• _ESTRATTO DELLA PAGINA_:
##############################

All’arrivo della pandemia le Università australiane sono entrate in crisi per l’assenza di studenti stranieri sui quali basavano la maggior parte delle proprie entrate. Il settore ha risposto tagliando circa 17mila posti di lavoro. Pubblichiamo le riflessioni sul mondo dell’Università australiana che ci ha inviato una nostra lettrice con una lunga esperienza all’interno dell’accademia da queste parti.
Questa è una riflessione molto personale di un essere umano che i Sicilani chiamerebbero “grande”…di età.
Quindi, ha tutto il sapore di altre età e altre ragioni per cui si lasciò l’Italia.
Io faccio parte di un’epoca in cui un professore Universitario poteva dire a una studentessa che invece di essere lì all’esame avrebbe dovuto essere ai fornelli. E a quel tempo nessuno questionava.

##############################

• _MATERIALE FORNITO_:
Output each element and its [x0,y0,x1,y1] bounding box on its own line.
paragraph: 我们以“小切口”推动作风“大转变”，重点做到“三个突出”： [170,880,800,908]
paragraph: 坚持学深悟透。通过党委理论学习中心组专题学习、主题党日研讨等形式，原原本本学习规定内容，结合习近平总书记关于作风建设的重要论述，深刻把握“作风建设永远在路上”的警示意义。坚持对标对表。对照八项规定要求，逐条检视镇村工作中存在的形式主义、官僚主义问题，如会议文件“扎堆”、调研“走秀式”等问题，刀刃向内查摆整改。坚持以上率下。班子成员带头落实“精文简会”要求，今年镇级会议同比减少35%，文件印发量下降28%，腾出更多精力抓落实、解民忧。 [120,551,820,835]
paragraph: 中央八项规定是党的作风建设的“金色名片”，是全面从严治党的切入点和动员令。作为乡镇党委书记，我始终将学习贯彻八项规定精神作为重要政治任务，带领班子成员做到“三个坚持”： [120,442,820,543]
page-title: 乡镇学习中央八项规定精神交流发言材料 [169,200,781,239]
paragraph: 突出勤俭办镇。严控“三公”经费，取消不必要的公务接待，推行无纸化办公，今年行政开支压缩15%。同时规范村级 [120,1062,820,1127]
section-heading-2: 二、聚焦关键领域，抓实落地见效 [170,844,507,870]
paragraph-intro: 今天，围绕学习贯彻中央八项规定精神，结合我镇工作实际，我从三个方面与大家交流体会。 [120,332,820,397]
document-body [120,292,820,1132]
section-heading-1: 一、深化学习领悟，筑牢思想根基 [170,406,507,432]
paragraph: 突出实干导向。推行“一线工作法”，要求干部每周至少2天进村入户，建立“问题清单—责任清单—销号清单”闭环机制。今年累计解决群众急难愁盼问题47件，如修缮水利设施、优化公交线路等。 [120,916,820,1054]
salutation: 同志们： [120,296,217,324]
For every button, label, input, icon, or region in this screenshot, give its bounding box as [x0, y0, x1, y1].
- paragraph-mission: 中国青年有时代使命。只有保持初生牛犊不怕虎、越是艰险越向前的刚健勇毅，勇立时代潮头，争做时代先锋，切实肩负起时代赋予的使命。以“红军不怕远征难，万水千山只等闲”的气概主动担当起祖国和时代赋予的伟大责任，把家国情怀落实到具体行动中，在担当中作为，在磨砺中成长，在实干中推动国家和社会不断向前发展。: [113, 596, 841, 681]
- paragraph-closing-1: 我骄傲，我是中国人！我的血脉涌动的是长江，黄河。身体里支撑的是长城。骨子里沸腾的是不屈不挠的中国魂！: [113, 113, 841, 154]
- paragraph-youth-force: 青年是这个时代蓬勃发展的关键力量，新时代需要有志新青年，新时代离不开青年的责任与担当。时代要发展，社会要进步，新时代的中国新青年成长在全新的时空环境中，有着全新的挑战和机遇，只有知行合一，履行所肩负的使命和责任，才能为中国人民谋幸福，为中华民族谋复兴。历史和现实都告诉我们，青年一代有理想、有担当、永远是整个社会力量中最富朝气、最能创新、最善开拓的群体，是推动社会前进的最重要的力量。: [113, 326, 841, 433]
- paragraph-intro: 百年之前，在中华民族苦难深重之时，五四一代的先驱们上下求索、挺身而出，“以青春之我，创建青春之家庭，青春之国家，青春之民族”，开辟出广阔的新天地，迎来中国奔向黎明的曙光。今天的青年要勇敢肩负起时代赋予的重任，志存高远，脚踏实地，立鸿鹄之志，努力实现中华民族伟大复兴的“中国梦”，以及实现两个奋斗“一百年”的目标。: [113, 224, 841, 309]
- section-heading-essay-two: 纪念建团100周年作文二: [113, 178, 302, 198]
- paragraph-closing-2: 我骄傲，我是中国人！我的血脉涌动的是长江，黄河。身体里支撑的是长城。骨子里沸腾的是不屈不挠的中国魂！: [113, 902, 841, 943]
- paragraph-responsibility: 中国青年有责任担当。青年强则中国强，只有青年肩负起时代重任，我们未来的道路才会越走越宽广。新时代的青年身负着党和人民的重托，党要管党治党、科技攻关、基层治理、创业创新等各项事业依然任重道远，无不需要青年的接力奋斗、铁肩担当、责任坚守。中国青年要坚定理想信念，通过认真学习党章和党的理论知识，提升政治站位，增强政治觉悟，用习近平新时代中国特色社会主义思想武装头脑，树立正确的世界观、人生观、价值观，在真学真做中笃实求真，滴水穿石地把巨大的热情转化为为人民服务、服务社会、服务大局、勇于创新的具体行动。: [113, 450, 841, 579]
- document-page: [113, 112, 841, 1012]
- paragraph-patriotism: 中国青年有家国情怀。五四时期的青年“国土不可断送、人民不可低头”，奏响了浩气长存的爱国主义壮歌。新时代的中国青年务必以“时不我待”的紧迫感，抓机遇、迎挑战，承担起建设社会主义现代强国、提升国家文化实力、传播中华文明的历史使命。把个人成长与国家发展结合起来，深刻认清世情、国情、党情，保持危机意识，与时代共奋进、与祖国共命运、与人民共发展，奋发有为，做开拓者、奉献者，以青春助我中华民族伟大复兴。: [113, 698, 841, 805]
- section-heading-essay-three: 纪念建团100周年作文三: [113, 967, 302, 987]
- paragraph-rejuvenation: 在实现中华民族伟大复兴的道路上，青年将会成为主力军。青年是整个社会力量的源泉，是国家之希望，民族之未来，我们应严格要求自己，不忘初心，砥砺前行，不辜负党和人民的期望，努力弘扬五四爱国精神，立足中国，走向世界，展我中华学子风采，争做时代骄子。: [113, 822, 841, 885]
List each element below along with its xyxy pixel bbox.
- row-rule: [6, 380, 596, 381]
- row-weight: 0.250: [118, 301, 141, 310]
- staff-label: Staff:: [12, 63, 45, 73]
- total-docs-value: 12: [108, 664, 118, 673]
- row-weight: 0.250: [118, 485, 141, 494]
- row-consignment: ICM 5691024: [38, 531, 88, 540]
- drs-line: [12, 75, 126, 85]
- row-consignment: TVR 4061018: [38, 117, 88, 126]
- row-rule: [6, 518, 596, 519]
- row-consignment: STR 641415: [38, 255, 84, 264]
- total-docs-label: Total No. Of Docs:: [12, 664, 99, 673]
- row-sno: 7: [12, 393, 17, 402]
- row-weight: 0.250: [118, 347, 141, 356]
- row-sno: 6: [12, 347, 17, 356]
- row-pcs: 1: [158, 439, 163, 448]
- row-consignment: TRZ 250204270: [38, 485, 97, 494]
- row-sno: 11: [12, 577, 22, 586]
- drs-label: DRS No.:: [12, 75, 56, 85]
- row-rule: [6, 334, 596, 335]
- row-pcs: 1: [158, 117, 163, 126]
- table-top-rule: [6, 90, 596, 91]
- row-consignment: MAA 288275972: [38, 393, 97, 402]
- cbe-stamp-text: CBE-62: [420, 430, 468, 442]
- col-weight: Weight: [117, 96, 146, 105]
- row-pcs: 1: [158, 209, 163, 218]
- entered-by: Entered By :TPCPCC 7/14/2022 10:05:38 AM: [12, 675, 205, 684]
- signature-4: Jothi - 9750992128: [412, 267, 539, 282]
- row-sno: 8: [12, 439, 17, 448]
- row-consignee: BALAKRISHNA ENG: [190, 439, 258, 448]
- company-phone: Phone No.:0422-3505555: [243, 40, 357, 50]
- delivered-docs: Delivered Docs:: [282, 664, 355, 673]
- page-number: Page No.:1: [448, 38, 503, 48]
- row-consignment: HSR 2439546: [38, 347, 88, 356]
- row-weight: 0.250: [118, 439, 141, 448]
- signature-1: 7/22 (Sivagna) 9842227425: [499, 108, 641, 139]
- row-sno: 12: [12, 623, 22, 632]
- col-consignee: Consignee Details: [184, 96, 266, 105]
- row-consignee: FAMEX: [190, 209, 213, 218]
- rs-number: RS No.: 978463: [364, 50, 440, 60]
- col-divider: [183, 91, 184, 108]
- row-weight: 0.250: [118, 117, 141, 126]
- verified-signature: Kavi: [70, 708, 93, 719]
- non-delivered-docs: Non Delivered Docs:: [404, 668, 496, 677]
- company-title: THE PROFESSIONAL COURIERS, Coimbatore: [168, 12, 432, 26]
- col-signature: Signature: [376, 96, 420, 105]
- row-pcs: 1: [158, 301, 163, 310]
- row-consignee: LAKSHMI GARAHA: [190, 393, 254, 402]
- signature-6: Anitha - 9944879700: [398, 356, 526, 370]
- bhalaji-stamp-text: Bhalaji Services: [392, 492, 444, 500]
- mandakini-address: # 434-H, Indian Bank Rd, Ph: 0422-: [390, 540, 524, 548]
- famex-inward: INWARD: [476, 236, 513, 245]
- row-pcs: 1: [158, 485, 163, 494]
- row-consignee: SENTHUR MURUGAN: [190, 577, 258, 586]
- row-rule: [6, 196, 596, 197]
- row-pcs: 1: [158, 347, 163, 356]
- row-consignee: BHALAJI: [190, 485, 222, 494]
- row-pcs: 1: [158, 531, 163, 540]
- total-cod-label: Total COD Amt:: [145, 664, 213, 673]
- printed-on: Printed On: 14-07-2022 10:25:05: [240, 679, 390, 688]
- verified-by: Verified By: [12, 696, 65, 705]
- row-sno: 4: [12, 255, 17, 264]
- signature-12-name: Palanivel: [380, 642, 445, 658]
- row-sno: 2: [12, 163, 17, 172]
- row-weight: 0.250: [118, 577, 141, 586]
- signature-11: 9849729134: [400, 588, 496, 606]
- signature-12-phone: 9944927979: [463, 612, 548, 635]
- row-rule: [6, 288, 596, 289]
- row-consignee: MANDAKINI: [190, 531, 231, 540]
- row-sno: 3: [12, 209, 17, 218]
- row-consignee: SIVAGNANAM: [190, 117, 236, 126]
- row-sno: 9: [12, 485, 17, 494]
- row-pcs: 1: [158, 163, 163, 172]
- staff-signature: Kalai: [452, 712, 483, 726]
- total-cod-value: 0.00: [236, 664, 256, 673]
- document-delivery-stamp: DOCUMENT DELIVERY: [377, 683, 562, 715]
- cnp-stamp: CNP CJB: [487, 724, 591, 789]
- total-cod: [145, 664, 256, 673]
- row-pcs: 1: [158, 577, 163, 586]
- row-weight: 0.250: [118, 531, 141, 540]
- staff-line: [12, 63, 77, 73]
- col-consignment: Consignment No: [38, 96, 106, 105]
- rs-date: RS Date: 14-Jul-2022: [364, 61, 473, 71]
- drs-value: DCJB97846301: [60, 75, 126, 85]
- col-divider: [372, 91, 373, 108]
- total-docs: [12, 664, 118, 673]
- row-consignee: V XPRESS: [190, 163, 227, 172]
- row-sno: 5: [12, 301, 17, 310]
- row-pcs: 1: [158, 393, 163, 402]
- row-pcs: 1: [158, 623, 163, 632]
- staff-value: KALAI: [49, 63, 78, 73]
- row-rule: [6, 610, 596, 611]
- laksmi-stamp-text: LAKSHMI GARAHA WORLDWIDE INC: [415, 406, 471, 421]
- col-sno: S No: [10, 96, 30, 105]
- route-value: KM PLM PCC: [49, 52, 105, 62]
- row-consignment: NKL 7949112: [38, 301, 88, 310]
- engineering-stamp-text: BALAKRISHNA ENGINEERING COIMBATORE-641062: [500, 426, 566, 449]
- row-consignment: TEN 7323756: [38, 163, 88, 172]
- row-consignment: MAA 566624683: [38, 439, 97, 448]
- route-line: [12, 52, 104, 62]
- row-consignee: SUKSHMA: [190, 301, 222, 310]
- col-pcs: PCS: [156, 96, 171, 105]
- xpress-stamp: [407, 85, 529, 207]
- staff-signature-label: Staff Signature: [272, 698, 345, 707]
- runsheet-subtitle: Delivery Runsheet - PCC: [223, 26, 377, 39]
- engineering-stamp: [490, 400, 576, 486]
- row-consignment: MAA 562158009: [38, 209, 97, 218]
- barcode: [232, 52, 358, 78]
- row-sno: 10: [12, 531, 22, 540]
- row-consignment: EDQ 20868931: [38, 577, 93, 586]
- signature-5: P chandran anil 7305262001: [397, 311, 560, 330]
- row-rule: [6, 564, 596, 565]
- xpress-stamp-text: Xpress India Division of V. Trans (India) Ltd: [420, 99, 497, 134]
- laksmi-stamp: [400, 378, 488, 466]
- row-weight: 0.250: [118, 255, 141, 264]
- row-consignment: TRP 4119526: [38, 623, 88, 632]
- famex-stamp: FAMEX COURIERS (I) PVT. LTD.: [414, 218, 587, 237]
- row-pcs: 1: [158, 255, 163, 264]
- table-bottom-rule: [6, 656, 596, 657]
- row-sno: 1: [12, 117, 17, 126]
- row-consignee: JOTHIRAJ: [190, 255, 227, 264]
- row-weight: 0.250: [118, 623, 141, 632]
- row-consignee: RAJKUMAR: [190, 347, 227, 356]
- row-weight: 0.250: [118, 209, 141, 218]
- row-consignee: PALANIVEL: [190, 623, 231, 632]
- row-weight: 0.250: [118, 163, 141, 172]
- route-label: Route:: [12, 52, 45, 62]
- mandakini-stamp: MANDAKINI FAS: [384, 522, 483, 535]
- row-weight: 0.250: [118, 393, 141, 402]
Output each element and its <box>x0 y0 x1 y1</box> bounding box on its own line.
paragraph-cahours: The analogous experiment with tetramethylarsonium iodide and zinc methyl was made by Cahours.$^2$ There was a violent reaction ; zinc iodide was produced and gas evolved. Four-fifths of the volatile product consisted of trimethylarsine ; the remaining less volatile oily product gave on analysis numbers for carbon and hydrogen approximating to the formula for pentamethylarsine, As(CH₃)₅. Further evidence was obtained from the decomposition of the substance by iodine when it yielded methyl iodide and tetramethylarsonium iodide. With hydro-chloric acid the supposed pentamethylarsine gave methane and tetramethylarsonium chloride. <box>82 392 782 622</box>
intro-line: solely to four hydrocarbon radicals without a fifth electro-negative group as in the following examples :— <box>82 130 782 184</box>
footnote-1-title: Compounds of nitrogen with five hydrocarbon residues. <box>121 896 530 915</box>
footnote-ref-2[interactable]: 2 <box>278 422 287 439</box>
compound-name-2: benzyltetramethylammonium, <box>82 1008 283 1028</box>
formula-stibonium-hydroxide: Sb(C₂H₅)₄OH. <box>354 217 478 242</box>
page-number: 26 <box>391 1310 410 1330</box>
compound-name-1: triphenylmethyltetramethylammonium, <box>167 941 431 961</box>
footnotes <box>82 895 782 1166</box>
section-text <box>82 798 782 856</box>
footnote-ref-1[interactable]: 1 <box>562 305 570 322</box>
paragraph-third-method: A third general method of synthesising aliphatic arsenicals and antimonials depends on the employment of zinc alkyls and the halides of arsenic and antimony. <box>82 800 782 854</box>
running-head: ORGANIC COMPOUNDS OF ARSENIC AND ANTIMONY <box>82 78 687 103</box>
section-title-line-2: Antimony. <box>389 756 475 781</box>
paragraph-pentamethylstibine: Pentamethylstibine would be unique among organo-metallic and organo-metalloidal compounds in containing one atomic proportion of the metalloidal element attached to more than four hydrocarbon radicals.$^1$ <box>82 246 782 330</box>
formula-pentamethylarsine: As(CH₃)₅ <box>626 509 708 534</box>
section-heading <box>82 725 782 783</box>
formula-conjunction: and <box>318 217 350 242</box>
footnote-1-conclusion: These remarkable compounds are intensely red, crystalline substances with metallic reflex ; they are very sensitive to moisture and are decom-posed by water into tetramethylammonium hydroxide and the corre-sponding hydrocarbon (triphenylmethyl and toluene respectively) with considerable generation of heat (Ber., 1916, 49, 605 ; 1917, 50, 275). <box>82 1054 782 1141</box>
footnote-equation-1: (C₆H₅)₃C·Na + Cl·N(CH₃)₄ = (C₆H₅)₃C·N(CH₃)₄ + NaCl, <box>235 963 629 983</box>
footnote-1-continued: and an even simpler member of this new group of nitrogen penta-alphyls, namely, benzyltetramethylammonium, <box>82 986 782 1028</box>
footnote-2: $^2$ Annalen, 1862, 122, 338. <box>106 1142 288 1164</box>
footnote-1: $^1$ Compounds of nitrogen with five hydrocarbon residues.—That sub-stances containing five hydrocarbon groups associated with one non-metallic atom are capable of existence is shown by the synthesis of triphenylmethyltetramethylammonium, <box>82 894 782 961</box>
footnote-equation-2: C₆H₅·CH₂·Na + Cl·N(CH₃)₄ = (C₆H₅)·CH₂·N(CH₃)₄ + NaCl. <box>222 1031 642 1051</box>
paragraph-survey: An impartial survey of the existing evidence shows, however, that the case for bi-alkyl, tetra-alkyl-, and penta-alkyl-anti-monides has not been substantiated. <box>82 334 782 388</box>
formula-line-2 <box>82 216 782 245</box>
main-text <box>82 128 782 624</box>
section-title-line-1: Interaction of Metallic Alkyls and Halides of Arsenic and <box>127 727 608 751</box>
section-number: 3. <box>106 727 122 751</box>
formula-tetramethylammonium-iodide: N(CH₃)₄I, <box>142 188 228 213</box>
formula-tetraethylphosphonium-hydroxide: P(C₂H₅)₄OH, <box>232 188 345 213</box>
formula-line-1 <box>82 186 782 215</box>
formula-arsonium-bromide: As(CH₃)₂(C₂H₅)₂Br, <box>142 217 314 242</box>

##############################

• _ESERCIZI_:
1. Secondo il brano sulle università australiane, quanti posti di lavoro ha tagliato il settore?
2. Spiega perché, secondo il brano sulle università australiane, gli atenei sono entrati in crisi all'arrivo della pandemia.
3. Prosegui il brano sulle università australiane a partire dal punto in cui si interrompe.
Il materiale fornito non ha alcun ruolo in questo lavoro.

• _RISPOSTE IN ORDINE_:
1. Circa 17mila posti di lavoro.

2. Con la pandemia sono venuti a mancare gli studenti stranieri. Le università australiane basavano su di loro la maggior parte delle proprie entrate.

3.
Faccio parte di un’epoca di anni e anni di precariato. Per cui l’Australia mi parve l’Isola non Trovata di Guccini. Mi aspettavo che avrei ricevuto rispetto in quanto persona onesta e donna.
E opportunità di carriera. Tutte cose che riuscii a trovare…almeno fino all’arrivo del CoViD
Credo che come me, altre persone, altre donne anche molto piuù giovani, siano fuggite dall’Italia e da un sistema di nepotismi e preferenze, verso un luogo dove un posto in Accademia lo avresti ottenuto per merito.
Fino all’arrivo del CoViD. Quando la chiusura dei confini e il crollo delle iscrizioni da parte di studenti stranieri ha messo in luce le debolezze del Sistema Universitario Australiano.
Sì, perché con la pandemia è diventato evidente che lo stipendio degli accademici in Australia è fondamentalmente pagato dagli studenti “internazionali”.
In passato infatti, in periodi di vacche grasse, le Università hanno assunto ricercatori e insegnanti, spesso stranieri, perché qui mancava “la materia prima”. Stranieri che, come me, non avevano però familiarità con la cultura accademica Australiana.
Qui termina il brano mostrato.